> [WHAT THE TASK ASKS] Transcribe the data in full and exactly, omitting any pictures.

> [DATA FOR PROCESSING]
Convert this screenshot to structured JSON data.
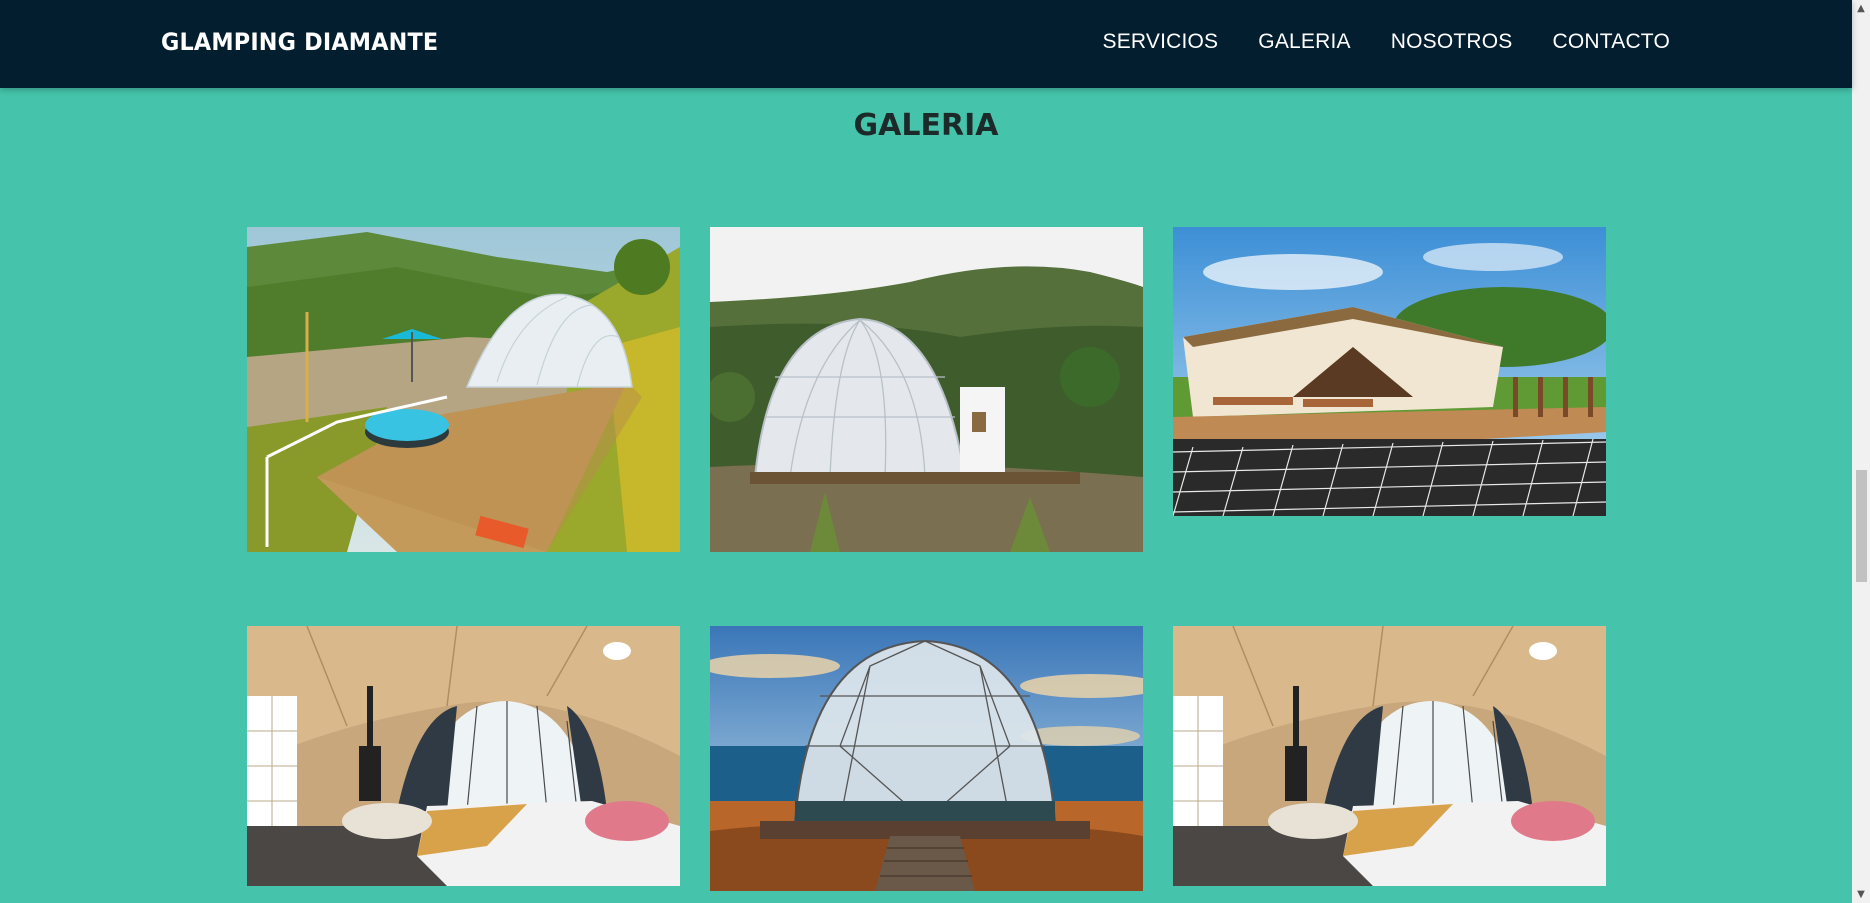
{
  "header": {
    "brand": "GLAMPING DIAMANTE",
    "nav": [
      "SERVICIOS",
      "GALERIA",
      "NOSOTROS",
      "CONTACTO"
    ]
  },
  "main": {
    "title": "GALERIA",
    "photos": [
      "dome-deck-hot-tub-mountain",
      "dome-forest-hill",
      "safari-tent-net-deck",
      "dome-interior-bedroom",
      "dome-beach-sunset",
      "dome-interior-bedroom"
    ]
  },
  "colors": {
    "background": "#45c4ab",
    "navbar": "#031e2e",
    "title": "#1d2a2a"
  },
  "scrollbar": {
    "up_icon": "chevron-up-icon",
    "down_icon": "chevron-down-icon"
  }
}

> [FINAL RESULT]
Convert this screenshot to structured JSON data.
{
  "header": {
    "brand": "GLAMPING DIAMANTE",
    "nav": [
      "SERVICIOS",
      "GALERIA",
      "NOSOTROS",
      "CONTACTO"
    ]
  },
  "main": {
    "title": "GALERIA",
    "photos": [
      "dome-deck-hot-tub-mountain",
      "dome-forest-hill",
      "safari-tent-net-deck",
      "dome-interior-bedroom",
      "dome-beach-sunset",
      "dome-interior-bedroom"
    ]
  },
  "colors": {
    "background": "#45c4ab",
    "navbar": "#031e2e",
    "title": "#1d2a2a"
  },
  "scrollbar": {
    "up_icon": "chevron-up-icon",
    "down_icon": "chevron-down-icon"
  }
}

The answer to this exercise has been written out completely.